SELECTED EXCERPT —
-- Opening Marker --

Podcast

05/13/2022 | Episode 37

The Pig Butchers of Crypto

NEW EPISODES!! On Digital Trust & Safety Insider, we chat with people on all sides of the fraud fight: anonymous hackers, FBI agents, analysts, rogue cyborgs, and even ex-fraudsters with surprising stories from inside the dark web. In an era of high-profile account takeovers and global, automated attacks against every industry, staying ahead of online abuse requires understanding the enemy from the inside out.

This podcast is presented by Sift, the leader in Digital Trust & Safety and the only real-time solution that aligns risk and revenue to end fraud at the source while unlocking new opportunities for growth.

Featuring

Jane Lee is a Trust and Safety Architect at Sift, who specializes in malicious websites, spam, misinformation, account/content abuse, chargebacks, and payments risk. Prior to joining Sift, she was on teams at Facebook and Square, and also spent some time as a Private Investigator. She is passionate about designing and operationalizing systems for detection and enforcement of fraud at scale.


Transcript

INTRO:

Welcome fraud fighters to another episode of the Digital Trust & Safety Insider podcast. Brought to you by Sift the leader in digital trust and safety.

-- Closing Marker --

Dataset items:
-- Opening Marker --

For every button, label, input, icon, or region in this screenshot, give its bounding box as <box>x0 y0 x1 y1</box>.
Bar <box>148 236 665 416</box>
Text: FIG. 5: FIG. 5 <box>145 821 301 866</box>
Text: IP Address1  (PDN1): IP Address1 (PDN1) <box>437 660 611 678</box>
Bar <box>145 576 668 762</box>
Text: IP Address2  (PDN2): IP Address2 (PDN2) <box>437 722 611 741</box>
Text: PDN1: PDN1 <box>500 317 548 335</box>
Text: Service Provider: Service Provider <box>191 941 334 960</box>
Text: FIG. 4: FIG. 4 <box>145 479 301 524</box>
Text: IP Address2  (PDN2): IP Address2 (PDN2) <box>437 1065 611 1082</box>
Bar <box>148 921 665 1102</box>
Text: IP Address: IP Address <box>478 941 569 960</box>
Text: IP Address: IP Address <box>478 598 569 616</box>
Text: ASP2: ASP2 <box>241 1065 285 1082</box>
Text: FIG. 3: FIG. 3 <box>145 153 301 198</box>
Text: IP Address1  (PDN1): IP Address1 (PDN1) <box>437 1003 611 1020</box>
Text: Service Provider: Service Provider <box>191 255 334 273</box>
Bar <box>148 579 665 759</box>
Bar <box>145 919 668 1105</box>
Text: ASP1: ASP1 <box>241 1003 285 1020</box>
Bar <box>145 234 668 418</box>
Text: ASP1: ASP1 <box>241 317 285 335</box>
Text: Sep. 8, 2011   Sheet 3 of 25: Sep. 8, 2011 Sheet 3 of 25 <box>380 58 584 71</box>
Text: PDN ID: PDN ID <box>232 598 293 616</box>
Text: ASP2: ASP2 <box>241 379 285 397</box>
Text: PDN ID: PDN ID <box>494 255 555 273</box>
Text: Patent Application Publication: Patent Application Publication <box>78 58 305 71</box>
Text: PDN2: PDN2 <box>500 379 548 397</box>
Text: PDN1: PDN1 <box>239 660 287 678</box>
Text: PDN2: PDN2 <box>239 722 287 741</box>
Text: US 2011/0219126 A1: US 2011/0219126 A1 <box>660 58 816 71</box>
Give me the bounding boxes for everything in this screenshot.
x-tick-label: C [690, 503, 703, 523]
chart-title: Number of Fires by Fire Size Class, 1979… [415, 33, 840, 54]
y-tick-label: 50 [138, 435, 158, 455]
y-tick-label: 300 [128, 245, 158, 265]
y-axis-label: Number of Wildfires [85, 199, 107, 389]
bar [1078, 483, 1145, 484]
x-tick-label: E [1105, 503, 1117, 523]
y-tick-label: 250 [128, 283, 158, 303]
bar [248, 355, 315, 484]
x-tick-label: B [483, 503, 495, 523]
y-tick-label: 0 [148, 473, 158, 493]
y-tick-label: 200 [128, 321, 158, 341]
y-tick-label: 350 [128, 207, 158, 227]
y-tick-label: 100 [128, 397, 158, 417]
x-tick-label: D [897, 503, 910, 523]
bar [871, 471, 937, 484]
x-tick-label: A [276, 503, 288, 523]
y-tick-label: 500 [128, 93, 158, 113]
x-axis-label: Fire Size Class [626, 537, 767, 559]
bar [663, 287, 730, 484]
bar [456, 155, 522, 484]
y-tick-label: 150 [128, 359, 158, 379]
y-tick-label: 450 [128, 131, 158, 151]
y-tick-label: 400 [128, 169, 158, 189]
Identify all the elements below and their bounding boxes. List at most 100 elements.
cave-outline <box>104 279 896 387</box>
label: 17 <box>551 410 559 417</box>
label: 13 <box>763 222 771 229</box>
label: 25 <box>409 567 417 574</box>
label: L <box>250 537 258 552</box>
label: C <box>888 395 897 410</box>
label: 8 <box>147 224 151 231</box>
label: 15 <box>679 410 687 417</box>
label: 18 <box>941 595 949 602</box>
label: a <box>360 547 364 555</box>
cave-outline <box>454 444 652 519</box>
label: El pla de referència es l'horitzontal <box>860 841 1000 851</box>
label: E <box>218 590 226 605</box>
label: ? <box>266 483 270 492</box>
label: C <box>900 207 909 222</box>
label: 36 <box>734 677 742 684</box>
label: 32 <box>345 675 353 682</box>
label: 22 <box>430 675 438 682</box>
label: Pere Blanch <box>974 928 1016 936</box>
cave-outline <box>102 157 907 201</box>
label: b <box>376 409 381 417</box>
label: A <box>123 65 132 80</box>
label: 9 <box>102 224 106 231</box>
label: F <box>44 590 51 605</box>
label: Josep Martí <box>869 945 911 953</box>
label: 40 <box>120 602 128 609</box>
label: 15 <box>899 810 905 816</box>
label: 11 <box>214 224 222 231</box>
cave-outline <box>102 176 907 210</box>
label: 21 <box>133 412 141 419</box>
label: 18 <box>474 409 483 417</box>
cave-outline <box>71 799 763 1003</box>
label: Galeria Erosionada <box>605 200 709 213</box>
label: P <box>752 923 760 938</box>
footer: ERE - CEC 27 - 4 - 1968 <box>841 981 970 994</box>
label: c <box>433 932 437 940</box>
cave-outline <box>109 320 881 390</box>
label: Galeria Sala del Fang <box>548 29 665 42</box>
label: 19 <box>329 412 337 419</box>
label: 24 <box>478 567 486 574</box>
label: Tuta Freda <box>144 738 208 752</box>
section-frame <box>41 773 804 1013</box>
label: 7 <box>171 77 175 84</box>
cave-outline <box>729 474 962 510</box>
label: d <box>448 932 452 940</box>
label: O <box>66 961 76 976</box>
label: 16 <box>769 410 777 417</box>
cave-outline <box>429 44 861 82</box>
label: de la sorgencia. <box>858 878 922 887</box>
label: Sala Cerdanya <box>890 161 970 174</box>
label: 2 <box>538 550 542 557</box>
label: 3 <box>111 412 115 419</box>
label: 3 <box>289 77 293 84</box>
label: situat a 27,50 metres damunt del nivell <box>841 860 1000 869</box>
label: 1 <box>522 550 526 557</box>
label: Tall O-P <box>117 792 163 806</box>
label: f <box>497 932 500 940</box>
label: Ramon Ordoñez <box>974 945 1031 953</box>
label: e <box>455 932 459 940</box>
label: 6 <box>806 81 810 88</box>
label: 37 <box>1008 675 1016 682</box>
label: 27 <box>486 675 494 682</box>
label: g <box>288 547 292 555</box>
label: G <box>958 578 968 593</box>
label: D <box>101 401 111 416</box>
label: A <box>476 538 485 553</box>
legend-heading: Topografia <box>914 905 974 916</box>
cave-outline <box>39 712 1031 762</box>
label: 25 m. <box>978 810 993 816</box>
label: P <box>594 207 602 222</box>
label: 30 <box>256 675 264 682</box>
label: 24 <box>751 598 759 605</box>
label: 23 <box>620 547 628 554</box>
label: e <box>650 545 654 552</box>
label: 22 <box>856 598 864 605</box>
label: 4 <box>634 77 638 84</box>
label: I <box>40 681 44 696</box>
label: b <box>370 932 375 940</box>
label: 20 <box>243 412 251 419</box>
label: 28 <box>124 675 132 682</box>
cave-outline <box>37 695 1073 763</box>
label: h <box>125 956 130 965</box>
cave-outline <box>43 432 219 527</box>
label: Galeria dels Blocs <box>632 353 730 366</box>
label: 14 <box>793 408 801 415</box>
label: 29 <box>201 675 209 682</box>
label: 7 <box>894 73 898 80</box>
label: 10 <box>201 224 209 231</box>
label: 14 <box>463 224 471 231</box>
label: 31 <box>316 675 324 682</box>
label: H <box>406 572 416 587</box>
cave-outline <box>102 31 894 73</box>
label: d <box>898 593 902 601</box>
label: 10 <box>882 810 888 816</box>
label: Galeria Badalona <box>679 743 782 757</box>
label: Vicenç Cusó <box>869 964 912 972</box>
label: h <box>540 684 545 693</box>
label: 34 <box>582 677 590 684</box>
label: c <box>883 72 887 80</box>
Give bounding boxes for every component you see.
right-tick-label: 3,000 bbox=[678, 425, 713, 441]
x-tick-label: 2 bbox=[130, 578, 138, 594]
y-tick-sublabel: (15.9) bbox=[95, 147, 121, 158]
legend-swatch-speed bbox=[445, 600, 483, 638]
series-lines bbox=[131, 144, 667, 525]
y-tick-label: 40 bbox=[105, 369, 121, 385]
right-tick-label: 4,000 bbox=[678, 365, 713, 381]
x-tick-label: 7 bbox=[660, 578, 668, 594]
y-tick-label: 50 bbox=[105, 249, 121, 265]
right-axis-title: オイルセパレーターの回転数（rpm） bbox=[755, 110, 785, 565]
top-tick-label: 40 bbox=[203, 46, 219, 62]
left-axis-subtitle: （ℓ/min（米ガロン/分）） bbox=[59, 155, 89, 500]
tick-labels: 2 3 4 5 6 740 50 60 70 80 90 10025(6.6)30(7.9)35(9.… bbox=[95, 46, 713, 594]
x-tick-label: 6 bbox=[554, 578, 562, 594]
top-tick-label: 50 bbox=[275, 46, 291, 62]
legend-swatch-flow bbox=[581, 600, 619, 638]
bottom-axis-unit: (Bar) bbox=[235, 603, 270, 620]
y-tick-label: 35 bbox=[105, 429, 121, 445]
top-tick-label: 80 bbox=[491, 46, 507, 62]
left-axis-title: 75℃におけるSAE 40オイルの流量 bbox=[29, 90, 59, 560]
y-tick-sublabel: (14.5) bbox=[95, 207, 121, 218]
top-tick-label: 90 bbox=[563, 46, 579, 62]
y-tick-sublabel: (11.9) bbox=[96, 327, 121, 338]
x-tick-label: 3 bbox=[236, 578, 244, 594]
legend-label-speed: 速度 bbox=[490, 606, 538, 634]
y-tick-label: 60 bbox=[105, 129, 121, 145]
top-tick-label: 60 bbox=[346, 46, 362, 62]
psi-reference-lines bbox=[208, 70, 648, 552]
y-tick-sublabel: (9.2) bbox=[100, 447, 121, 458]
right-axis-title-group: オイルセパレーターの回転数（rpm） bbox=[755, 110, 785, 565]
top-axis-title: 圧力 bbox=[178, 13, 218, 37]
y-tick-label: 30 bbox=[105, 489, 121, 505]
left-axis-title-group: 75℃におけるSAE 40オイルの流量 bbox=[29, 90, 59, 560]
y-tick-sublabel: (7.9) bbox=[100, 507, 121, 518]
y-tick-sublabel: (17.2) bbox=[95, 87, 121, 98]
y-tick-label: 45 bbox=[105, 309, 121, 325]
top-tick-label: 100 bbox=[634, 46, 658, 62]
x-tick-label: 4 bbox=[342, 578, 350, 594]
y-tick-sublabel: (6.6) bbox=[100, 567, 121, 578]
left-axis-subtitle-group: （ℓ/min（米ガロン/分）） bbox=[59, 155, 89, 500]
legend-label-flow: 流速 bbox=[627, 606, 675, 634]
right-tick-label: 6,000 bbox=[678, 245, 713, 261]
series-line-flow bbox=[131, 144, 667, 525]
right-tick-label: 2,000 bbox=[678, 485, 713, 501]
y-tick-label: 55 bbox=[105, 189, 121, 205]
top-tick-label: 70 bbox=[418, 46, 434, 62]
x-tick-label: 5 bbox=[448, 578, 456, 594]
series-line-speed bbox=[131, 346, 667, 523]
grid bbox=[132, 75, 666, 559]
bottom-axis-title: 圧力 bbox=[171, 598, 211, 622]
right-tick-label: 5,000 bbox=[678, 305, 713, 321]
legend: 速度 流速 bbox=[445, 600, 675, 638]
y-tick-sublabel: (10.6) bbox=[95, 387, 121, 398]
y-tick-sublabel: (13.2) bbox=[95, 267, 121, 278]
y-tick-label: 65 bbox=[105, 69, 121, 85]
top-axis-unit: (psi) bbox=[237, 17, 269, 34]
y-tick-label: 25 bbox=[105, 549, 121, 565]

-- Closing Marker --

TASK TO CARRY OUT — Retype the podcast episode page from "This podcast is" up to and including "trust and safety.".

ANSWER BELOW —
This podcast is presented by Sift, the leader in Digital Trust & Safety and the only real-time solution that aligns risk and revenue to end fraud at the source while unlocking new opportunities for growth.

Featuring

Jane Lee is a Trust and Safety Architect at Sift, who specializes in malicious websites, spam, misinformation, account/content abuse, chargebacks, and payments risk. Prior to joining Sift, she was on teams at Facebook and Square, and also spent some time as a Private Investigator. She is passionate about designing and operationalizing systems for detection and enforcement of fraud at scale.


Transcript

INTRO:

Welcome fraud fighters to another episode of the Digital Trust & Safety Insider podcast. Brought to you by Sift the leader in digital trust and safety.